▶ Task to carry out: Say how many lines hold the string "Zone"; please write nothing but the number.

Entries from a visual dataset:
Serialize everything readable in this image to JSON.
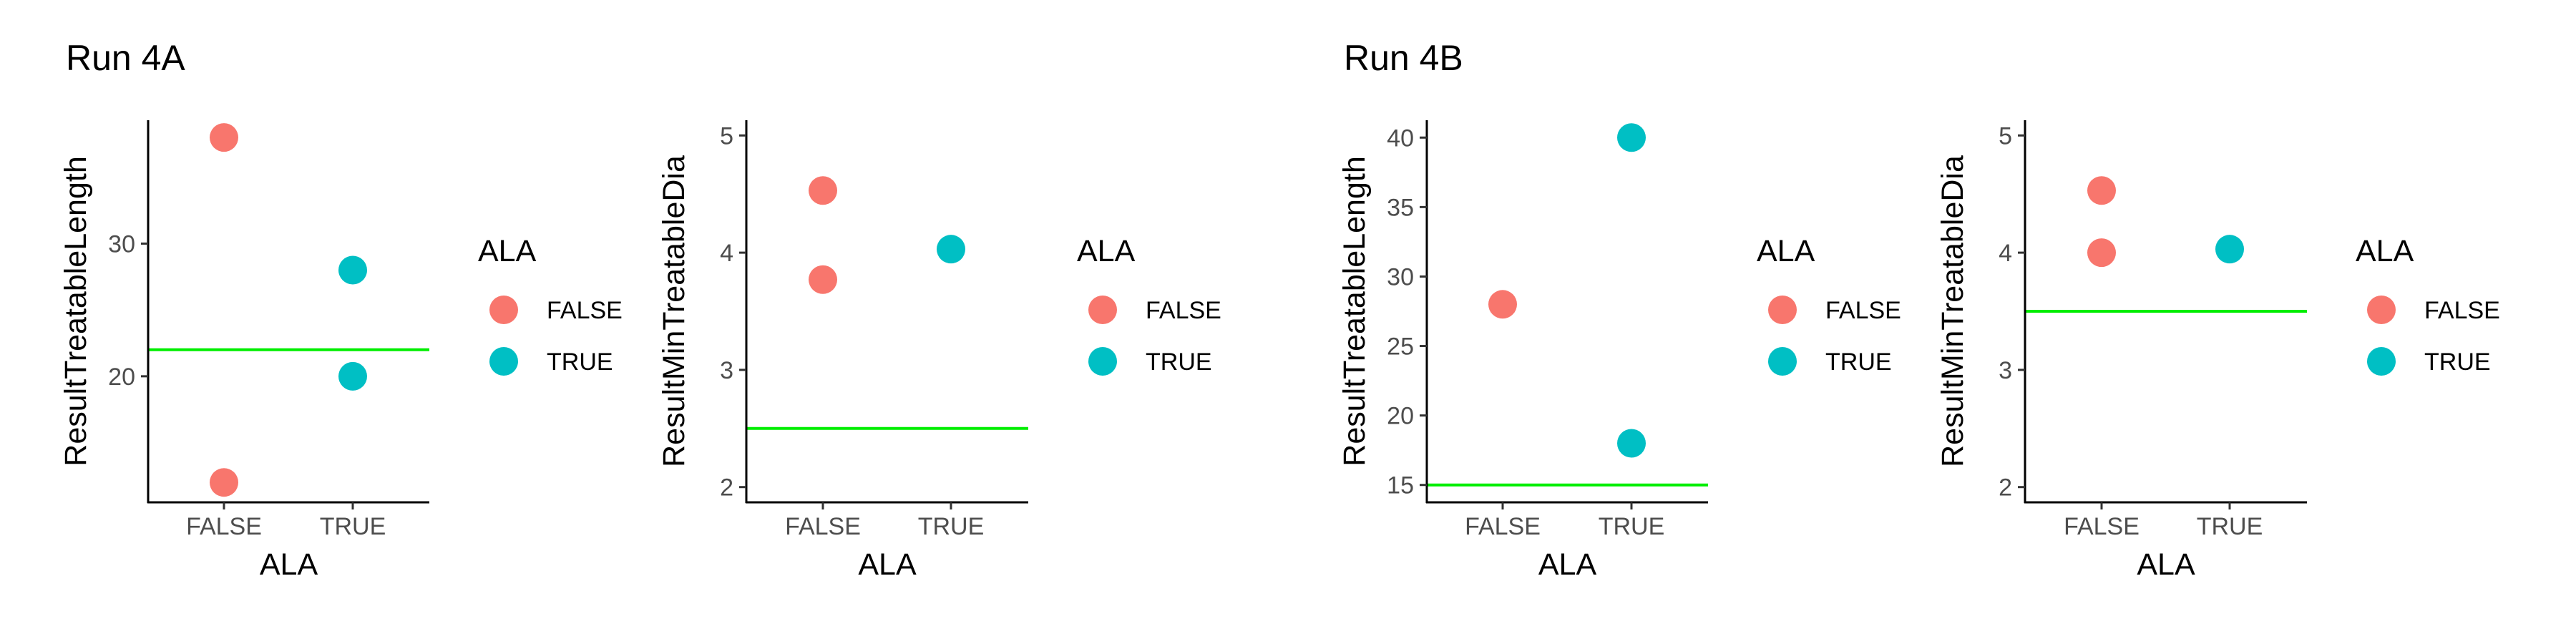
{
  "titles": [
    "Run 4A",
    "Run 4B"
  ],
  "colors": {
    "FALSE": "#F8766D",
    "TRUE": "#00BFC4",
    "hline": "#00EE00"
  },
  "chart_data": [
    {
      "type": "scatter",
      "panel_title": "Run 4A",
      "categories": [
        "FALSE",
        "TRUE"
      ],
      "xlabel": "ALA",
      "ylabel": "ResultTreatableLength",
      "ylim": [
        10.5,
        39.3
      ],
      "yticks": [
        20,
        30
      ],
      "hline": 22,
      "points": [
        {
          "x": "FALSE",
          "y": 38
        },
        {
          "x": "FALSE",
          "y": 12
        },
        {
          "x": "TRUE",
          "y": 28
        },
        {
          "x": "TRUE",
          "y": 20
        }
      ],
      "legend": {
        "title": "ALA",
        "entries": [
          "FALSE",
          "TRUE"
        ]
      }
    },
    {
      "type": "scatter",
      "categories": [
        "FALSE",
        "TRUE"
      ],
      "xlabel": "ALA",
      "ylabel": "ResultMinTreatableDia",
      "ylim": [
        1.87,
        5.13
      ],
      "yticks": [
        2,
        3,
        4,
        5
      ],
      "hline": 2.5,
      "points": [
        {
          "x": "FALSE",
          "y": 4.53
        },
        {
          "x": "FALSE",
          "y": 3.77
        },
        {
          "x": "TRUE",
          "y": 4.03
        }
      ],
      "legend": {
        "title": "ALA",
        "entries": [
          "FALSE",
          "TRUE"
        ]
      }
    },
    {
      "type": "scatter",
      "panel_title": "Run 4B",
      "categories": [
        "FALSE",
        "TRUE"
      ],
      "xlabel": "ALA",
      "ylabel": "ResultTreatableLength",
      "ylim": [
        13.75,
        41.25
      ],
      "yticks": [
        15,
        20,
        25,
        30,
        35,
        40
      ],
      "hline": 15,
      "points": [
        {
          "x": "FALSE",
          "y": 28
        },
        {
          "x": "TRUE",
          "y": 40
        },
        {
          "x": "TRUE",
          "y": 18
        }
      ],
      "legend": {
        "title": "ALA",
        "entries": [
          "FALSE",
          "TRUE"
        ]
      }
    },
    {
      "type": "scatter",
      "categories": [
        "FALSE",
        "TRUE"
      ],
      "xlabel": "ALA",
      "ylabel": "ResultMinTreatableDia",
      "ylim": [
        1.87,
        5.13
      ],
      "yticks": [
        2,
        3,
        4,
        5
      ],
      "hline": 3.5,
      "points": [
        {
          "x": "FALSE",
          "y": 4.53
        },
        {
          "x": "FALSE",
          "y": 4.0
        },
        {
          "x": "TRUE",
          "y": 4.03
        }
      ],
      "legend": {
        "title": "ALA",
        "entries": [
          "FALSE",
          "TRUE"
        ]
      }
    }
  ]
}
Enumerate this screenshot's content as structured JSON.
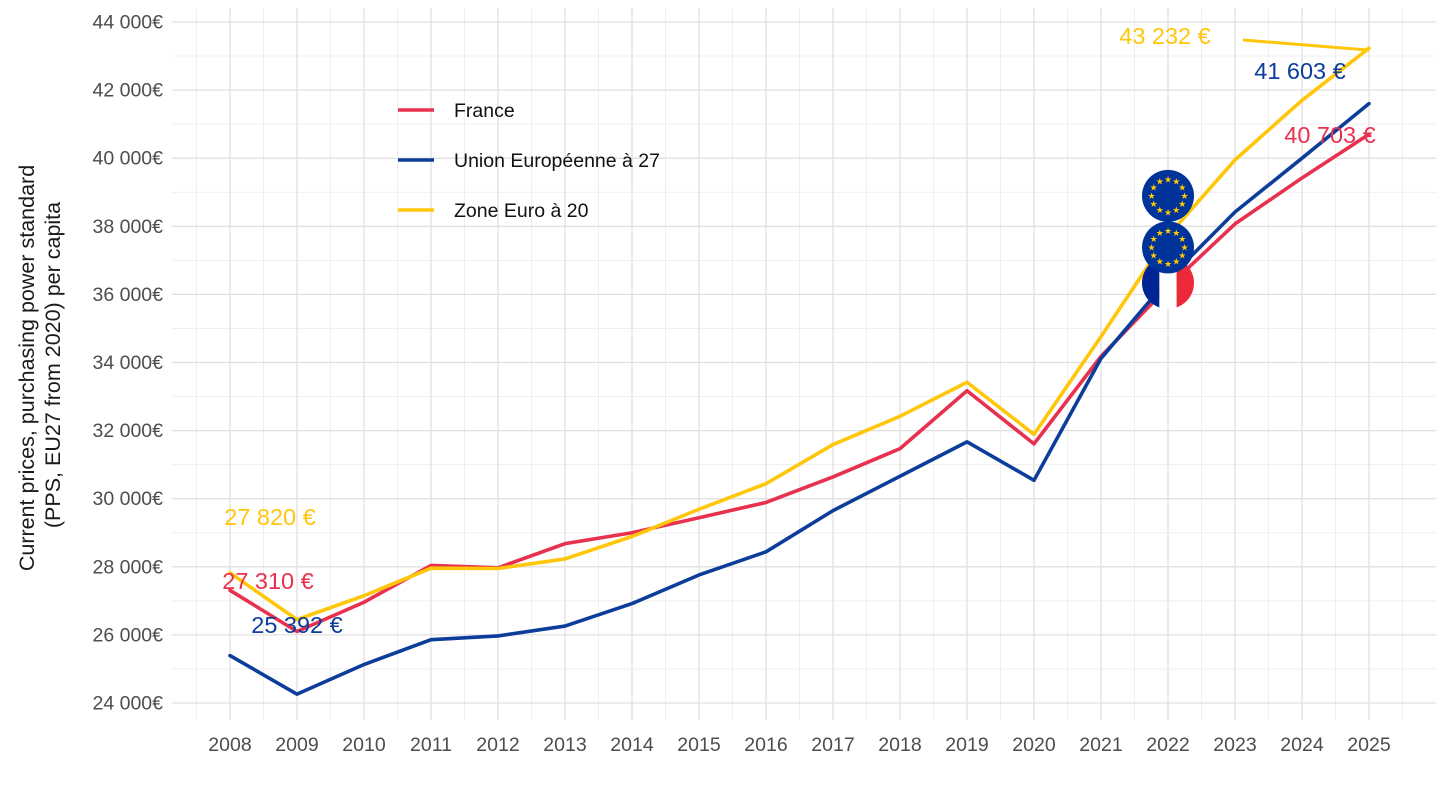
{
  "chart_data": {
    "type": "line",
    "title": "",
    "ylabel_line1": "Current prices, purchasing power standard",
    "ylabel_line2": "(PPS, EU27 from 2020) per capita",
    "xlabel": "",
    "x": [
      2008,
      2009,
      2010,
      2011,
      2012,
      2013,
      2014,
      2015,
      2016,
      2017,
      2018,
      2019,
      2020,
      2021,
      2022,
      2023,
      2024,
      2025
    ],
    "x_tick_labels": [
      "2008",
      "2009",
      "2010",
      "2011",
      "2012",
      "2013",
      "2014",
      "2015",
      "2016",
      "2017",
      "2018",
      "2019",
      "2020",
      "2021",
      "2022",
      "2023",
      "2024",
      "2025"
    ],
    "y_ticks": [
      {
        "value": 24000,
        "label": "24 000€"
      },
      {
        "value": 26000,
        "label": "26 000€"
      },
      {
        "value": 28000,
        "label": "28 000€"
      },
      {
        "value": 30000,
        "label": "30 000€"
      },
      {
        "value": 32000,
        "label": "32 000€"
      },
      {
        "value": 34000,
        "label": "34 000€"
      },
      {
        "value": 36000,
        "label": "36 000€"
      },
      {
        "value": 38000,
        "label": "38 000€"
      },
      {
        "value": 40000,
        "label": "40 000€"
      },
      {
        "value": 42000,
        "label": "42 000€"
      },
      {
        "value": 44000,
        "label": "44 000€"
      }
    ],
    "ylim": [
      23500,
      44800
    ],
    "grid": {
      "major_color": "#e0e0e0",
      "minor_color": "#efefef",
      "background": "#ffffff"
    },
    "series": [
      {
        "name": "France",
        "color": "#e8304f",
        "values": [
          27310,
          26100,
          26960,
          28040,
          27970,
          28680,
          29000,
          29440,
          29890,
          30640,
          31470,
          33170,
          31610,
          34180,
          36220,
          38070,
          39420,
          40703
        ]
      },
      {
        "name": "Union Européenne à 27",
        "color": "#0d3d9b",
        "values": [
          25392,
          24260,
          25130,
          25860,
          25970,
          26260,
          26920,
          27760,
          28440,
          29650,
          30660,
          31670,
          30540,
          34120,
          36440,
          38420,
          40000,
          41603
        ]
      },
      {
        "name": "Zone Euro à 20",
        "color": "#ffc60a",
        "values": [
          27820,
          26450,
          27150,
          27960,
          27950,
          28230,
          28890,
          29690,
          30440,
          31590,
          32420,
          33420,
          31890,
          34760,
          37720,
          39950,
          41700,
          43232
        ]
      }
    ],
    "annotations": [
      {
        "text": "27 820 €",
        "series": "Zone Euro à 20",
        "year": 2008
      },
      {
        "text": "27 310 €",
        "series": "France",
        "year": 2008
      },
      {
        "text": "25 392 €",
        "series": "Union Européenne à 27",
        "year": 2008
      },
      {
        "text": "43 232 €",
        "series": "Zone Euro à 20",
        "year": 2025,
        "leader": true
      },
      {
        "text": "41 603 €",
        "series": "Union Européenne à 27",
        "year": 2025
      },
      {
        "text": "40 703 €",
        "series": "France",
        "year": 2025
      }
    ],
    "markers": [
      {
        "icon": "eu-flag",
        "year": 2022,
        "series": "Zone Euro à 20"
      },
      {
        "icon": "eu-flag",
        "year": 2022,
        "series": "Union Européenne à 27"
      },
      {
        "icon": "france-flag",
        "year": 2022,
        "series": "France"
      }
    ],
    "legend": {
      "position": "inside-top-left",
      "items": [
        "France",
        "Union Européenne à 27",
        "Zone Euro à 20"
      ]
    },
    "flag_colors": {
      "eu_blue": "#003399",
      "eu_star": "#ffcc00",
      "fr_blue": "#002395",
      "fr_white": "#ffffff",
      "fr_red": "#ed2939"
    },
    "text_colors": {
      "axis_tick": "#4d4d4d",
      "axis_title": "#1a1a1a",
      "legend": "#111111"
    }
  }
}
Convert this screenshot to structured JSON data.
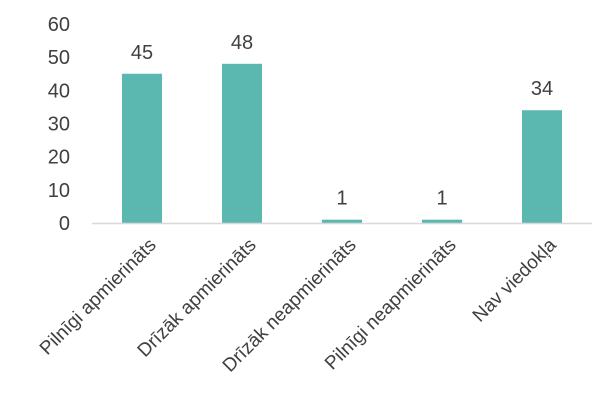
{
  "chart_data": {
    "type": "bar",
    "categories": [
      "Pilnīgi apmierināts",
      "Drīzāk apmierināts",
      "Drīzāk neapmierināts",
      "Pilnīgi neapmierināts",
      "Nav viedokļa"
    ],
    "values": [
      45,
      48,
      1,
      1,
      34
    ],
    "data_labels": [
      "45",
      "48",
      "1",
      "1",
      "34"
    ],
    "y_ticks": [
      "0",
      "10",
      "20",
      "30",
      "40",
      "50",
      "60"
    ],
    "ylim": [
      0,
      60
    ],
    "grid": false,
    "legend": "none",
    "bar_color": "#5BB8B1",
    "axis_color": "#D9D9D9",
    "text_color": "#404040"
  }
}
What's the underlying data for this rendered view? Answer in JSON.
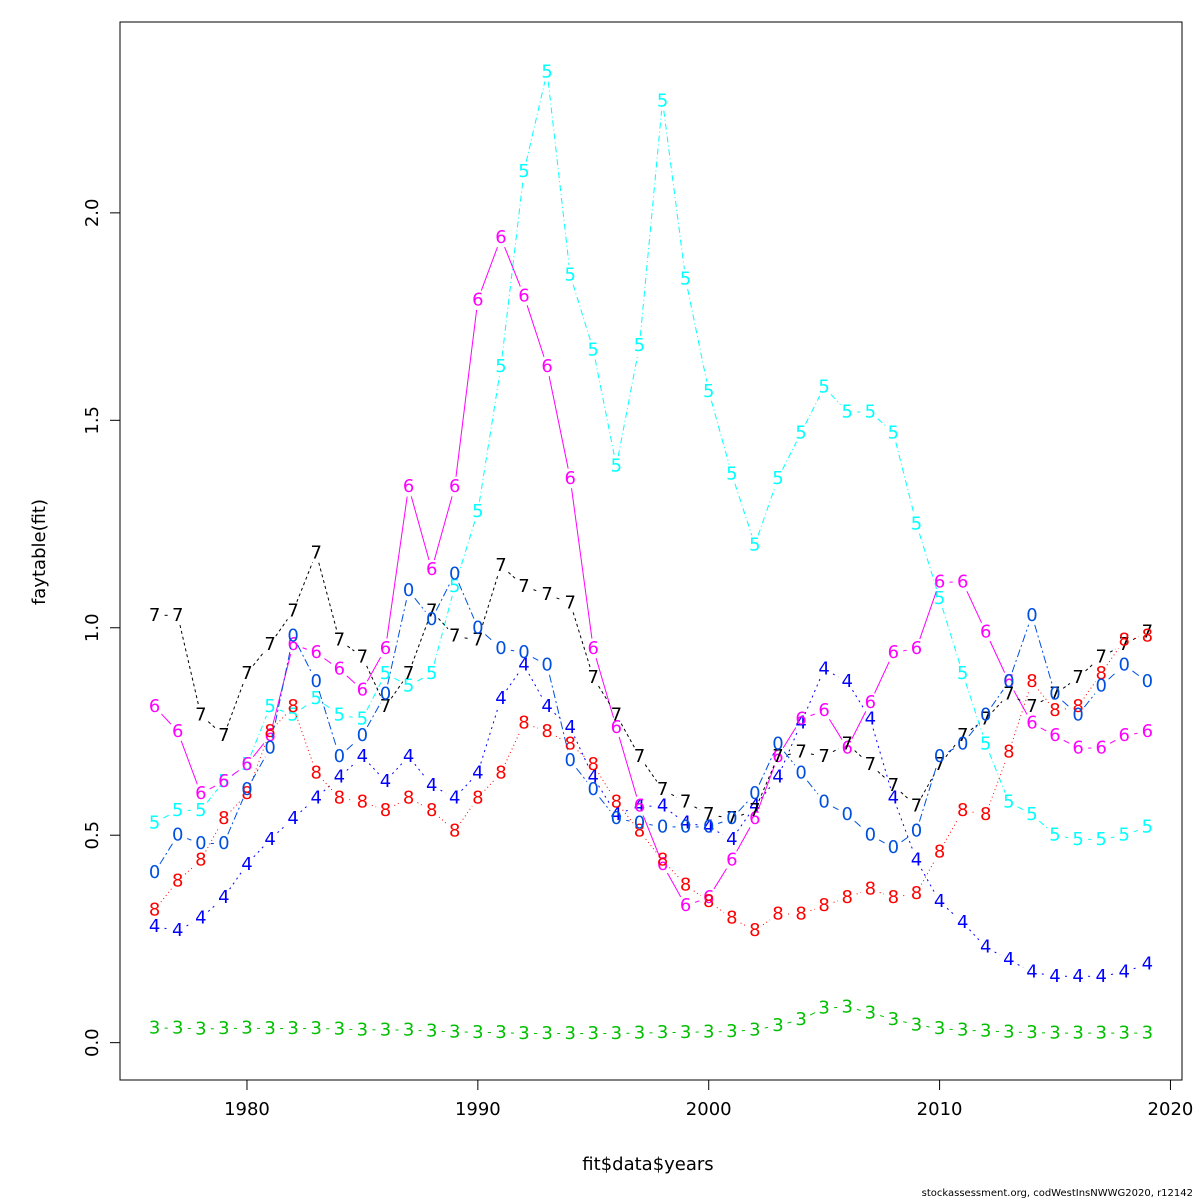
{
  "chart_data": {
    "type": "line",
    "title": "",
    "xlabel": "fit$data$years",
    "ylabel": "faytable(fit)",
    "xlim": [
      1974.5,
      2020.5
    ],
    "ylim": [
      -0.09,
      2.46
    ],
    "x_ticks": [
      1980,
      1990,
      2000,
      2010,
      2020
    ],
    "x_tick_labels": [
      "1980",
      "1990",
      "2000",
      "2010",
      "2020"
    ],
    "y_ticks": [
      0.0,
      0.5,
      1.0,
      1.5,
      2.0
    ],
    "y_tick_labels": [
      "0.0",
      "0.5",
      "1.0",
      "1.5",
      "2.0"
    ],
    "grid": false,
    "legend": "none",
    "x": [
      1976,
      1977,
      1978,
      1979,
      1980,
      1981,
      1982,
      1983,
      1984,
      1985,
      1986,
      1987,
      1988,
      1989,
      1990,
      1991,
      1992,
      1993,
      1994,
      1995,
      1996,
      1997,
      1998,
      1999,
      2000,
      2001,
      2002,
      2003,
      2004,
      2005,
      2006,
      2007,
      2008,
      2009,
      2010,
      2011,
      2012,
      2013,
      2014,
      2015,
      2016,
      2017,
      2018,
      2019
    ],
    "series": [
      {
        "symbol": "3",
        "color": "#00bf00",
        "dash": "",
        "values": [
          0.035,
          0.035,
          0.033,
          0.034,
          0.035,
          0.034,
          0.034,
          0.034,
          0.033,
          0.031,
          0.031,
          0.03,
          0.028,
          0.026,
          0.025,
          0.024,
          0.022,
          0.022,
          0.022,
          0.022,
          0.022,
          0.023,
          0.024,
          0.025,
          0.026,
          0.027,
          0.031,
          0.041,
          0.056,
          0.083,
          0.086,
          0.072,
          0.056,
          0.043,
          0.034,
          0.03,
          0.028,
          0.026,
          0.024,
          0.023,
          0.023,
          0.023,
          0.023,
          0.023
        ]
      },
      {
        "symbol": "4",
        "color": "#0000ff",
        "dash": "2,4",
        "values": [
          0.28,
          0.27,
          0.3,
          0.35,
          0.43,
          0.49,
          0.54,
          0.59,
          0.64,
          0.69,
          0.63,
          0.69,
          0.62,
          0.59,
          0.65,
          0.83,
          0.91,
          0.81,
          0.76,
          0.64,
          0.55,
          0.57,
          0.57,
          0.53,
          0.52,
          0.49,
          0.57,
          0.64,
          0.77,
          0.9,
          0.87,
          0.78,
          0.59,
          0.44,
          0.34,
          0.29,
          0.23,
          0.2,
          0.17,
          0.16,
          0.16,
          0.16,
          0.17,
          0.19
        ]
      },
      {
        "symbol": "5",
        "color": "#00ffff",
        "dash": "6,3,1,3",
        "values": [
          0.53,
          0.56,
          0.56,
          0.63,
          0.67,
          0.81,
          0.79,
          0.83,
          0.79,
          0.78,
          0.89,
          0.86,
          0.89,
          1.1,
          1.28,
          1.63,
          2.1,
          2.34,
          1.85,
          1.67,
          1.39,
          1.68,
          2.27,
          1.84,
          1.57,
          1.37,
          1.2,
          1.36,
          1.47,
          1.58,
          1.52,
          1.52,
          1.47,
          1.25,
          1.07,
          0.89,
          0.72,
          0.58,
          0.55,
          0.5,
          0.49,
          0.49,
          0.5,
          0.52
        ]
      },
      {
        "symbol": "6",
        "color": "#ff00ff",
        "dash": "",
        "values": [
          0.81,
          0.75,
          0.6,
          0.63,
          0.67,
          0.74,
          0.96,
          0.94,
          0.9,
          0.85,
          0.95,
          1.34,
          1.14,
          1.34,
          1.79,
          1.94,
          1.8,
          1.63,
          1.36,
          0.95,
          0.76,
          0.57,
          0.43,
          0.33,
          0.35,
          0.44,
          0.54,
          0.69,
          0.78,
          0.8,
          0.71,
          0.82,
          0.94,
          0.95,
          1.11,
          1.11,
          0.99,
          0.87,
          0.77,
          0.74,
          0.71,
          0.71,
          0.74,
          0.75
        ]
      },
      {
        "symbol": "7",
        "color": "#000000",
        "dash": "3,3",
        "values": [
          1.03,
          1.03,
          0.79,
          0.74,
          0.89,
          0.96,
          1.04,
          1.18,
          0.97,
          0.93,
          0.81,
          0.89,
          1.04,
          0.98,
          0.97,
          1.15,
          1.1,
          1.08,
          1.06,
          0.88,
          0.79,
          0.69,
          0.61,
          0.58,
          0.55,
          0.54,
          0.56,
          0.69,
          0.7,
          0.69,
          0.72,
          0.67,
          0.62,
          0.57,
          0.67,
          0.74,
          0.78,
          0.84,
          0.81,
          0.84,
          0.88,
          0.93,
          0.96,
          0.99
        ]
      },
      {
        "symbol": "8",
        "color": "#ff0000",
        "dash": "1,3",
        "values": [
          0.32,
          0.39,
          0.44,
          0.54,
          0.6,
          0.75,
          0.81,
          0.65,
          0.59,
          0.58,
          0.56,
          0.59,
          0.56,
          0.51,
          0.59,
          0.65,
          0.77,
          0.75,
          0.72,
          0.67,
          0.58,
          0.51,
          0.44,
          0.38,
          0.34,
          0.3,
          0.27,
          0.31,
          0.31,
          0.33,
          0.35,
          0.37,
          0.35,
          0.36,
          0.46,
          0.56,
          0.55,
          0.7,
          0.87,
          0.8,
          0.81,
          0.89,
          0.97,
          0.98
        ]
      },
      {
        "symbol": "0",
        "color": "#0050e0",
        "dash": "8,3,2,3",
        "values": [
          0.41,
          0.5,
          0.48,
          0.48,
          0.61,
          0.71,
          0.98,
          0.87,
          0.69,
          0.74,
          0.84,
          1.09,
          1.02,
          1.13,
          1.0,
          0.95,
          0.94,
          0.91,
          0.68,
          0.61,
          0.54,
          0.53,
          0.52,
          0.52,
          0.52,
          0.54,
          0.6,
          0.72,
          0.65,
          0.58,
          0.55,
          0.5,
          0.47,
          0.51,
          0.69,
          0.72,
          0.79,
          0.87,
          1.03,
          0.84,
          0.79,
          0.86,
          0.91,
          0.87
        ]
      }
    ]
  },
  "footer": {
    "credit": "stockassessment.org, codWestInsNWWG2020, r12142"
  }
}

▶ Answer to this exercise: 5